*TASK GOAL*: Lines containing the word "chat" are to be located and copied.

*DATA ROWS*:

= = =

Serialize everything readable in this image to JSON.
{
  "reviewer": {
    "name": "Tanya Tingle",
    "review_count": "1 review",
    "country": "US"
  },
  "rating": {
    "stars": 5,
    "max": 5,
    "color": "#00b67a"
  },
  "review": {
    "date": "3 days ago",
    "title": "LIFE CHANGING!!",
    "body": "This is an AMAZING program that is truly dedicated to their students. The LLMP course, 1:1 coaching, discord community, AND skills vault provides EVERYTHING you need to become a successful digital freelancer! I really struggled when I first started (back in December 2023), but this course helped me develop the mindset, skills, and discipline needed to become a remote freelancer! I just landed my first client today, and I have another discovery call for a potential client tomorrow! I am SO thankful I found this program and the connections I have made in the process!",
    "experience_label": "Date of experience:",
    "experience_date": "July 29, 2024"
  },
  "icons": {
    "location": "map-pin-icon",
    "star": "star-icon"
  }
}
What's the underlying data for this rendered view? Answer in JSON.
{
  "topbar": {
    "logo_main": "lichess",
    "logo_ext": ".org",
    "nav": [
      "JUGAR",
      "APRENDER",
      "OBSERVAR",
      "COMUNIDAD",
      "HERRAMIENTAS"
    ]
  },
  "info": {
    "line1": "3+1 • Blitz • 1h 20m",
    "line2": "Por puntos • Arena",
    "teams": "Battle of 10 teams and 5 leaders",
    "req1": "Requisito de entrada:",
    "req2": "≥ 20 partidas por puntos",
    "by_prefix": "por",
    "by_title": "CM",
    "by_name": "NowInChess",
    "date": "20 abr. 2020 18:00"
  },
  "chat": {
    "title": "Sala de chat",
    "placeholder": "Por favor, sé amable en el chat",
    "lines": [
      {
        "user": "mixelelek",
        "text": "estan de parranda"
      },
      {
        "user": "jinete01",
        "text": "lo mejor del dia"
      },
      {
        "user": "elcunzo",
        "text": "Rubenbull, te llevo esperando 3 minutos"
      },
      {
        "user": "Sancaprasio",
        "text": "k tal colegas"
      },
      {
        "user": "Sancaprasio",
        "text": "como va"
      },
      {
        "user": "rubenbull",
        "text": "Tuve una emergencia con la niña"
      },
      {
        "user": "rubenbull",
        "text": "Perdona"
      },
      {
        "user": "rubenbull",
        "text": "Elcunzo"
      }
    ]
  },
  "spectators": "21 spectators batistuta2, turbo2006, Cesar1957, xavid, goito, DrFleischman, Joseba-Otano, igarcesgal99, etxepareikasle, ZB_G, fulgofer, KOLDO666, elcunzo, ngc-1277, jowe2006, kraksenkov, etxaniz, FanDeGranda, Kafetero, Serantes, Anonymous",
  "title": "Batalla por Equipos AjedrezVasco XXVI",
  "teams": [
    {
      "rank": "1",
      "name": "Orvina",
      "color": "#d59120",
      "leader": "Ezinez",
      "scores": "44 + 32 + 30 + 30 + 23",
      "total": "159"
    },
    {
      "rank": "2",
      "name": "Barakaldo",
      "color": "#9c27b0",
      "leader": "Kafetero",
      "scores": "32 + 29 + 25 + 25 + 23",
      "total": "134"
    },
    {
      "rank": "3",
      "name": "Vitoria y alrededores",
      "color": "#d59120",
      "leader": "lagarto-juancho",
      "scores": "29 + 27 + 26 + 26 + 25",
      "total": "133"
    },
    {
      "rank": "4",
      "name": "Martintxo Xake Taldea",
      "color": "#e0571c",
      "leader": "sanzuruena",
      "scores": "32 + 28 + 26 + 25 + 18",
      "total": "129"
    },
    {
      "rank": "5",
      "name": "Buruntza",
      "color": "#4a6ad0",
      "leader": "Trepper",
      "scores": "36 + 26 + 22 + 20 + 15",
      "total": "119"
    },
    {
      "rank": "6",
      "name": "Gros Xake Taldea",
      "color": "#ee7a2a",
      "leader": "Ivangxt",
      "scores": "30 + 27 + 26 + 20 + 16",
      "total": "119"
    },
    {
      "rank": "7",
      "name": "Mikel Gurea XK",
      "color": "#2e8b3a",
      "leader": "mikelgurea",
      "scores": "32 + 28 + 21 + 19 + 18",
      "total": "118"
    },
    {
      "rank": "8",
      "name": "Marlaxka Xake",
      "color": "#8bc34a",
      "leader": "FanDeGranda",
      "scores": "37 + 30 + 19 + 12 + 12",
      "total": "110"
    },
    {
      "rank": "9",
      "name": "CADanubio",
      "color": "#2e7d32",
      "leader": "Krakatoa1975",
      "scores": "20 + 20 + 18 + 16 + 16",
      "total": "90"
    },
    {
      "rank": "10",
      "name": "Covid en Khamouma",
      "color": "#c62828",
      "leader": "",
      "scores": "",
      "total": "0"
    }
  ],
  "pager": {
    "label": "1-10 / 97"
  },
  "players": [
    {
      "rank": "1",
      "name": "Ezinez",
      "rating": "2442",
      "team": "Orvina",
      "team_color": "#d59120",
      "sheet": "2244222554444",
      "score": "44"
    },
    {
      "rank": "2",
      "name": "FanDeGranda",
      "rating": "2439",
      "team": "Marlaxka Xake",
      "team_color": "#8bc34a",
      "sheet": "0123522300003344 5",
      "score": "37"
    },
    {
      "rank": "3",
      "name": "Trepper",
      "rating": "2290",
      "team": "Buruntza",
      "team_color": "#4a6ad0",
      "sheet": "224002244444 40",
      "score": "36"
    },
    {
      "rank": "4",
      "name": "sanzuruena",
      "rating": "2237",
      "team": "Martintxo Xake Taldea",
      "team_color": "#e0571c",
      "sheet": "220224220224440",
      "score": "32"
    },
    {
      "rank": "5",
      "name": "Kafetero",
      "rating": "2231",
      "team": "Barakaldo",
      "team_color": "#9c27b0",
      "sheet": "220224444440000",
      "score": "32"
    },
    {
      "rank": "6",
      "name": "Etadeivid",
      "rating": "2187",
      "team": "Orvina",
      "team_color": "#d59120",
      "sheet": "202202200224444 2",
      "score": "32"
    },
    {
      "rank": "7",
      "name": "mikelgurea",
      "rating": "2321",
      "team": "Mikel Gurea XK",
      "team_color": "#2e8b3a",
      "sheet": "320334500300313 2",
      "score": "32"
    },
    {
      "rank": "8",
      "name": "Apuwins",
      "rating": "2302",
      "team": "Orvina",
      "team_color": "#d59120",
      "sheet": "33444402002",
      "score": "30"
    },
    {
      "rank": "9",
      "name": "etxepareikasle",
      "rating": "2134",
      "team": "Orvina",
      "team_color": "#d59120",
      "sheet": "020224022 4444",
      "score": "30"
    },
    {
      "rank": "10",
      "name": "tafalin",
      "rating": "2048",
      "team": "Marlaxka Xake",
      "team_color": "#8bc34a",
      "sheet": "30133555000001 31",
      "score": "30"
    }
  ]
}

= = =

*RESPONSE TO THE TASK*:
  "chat": {
    "title": "Sala de chat",
    "placeholder": "Por favor, sé amable en el chat",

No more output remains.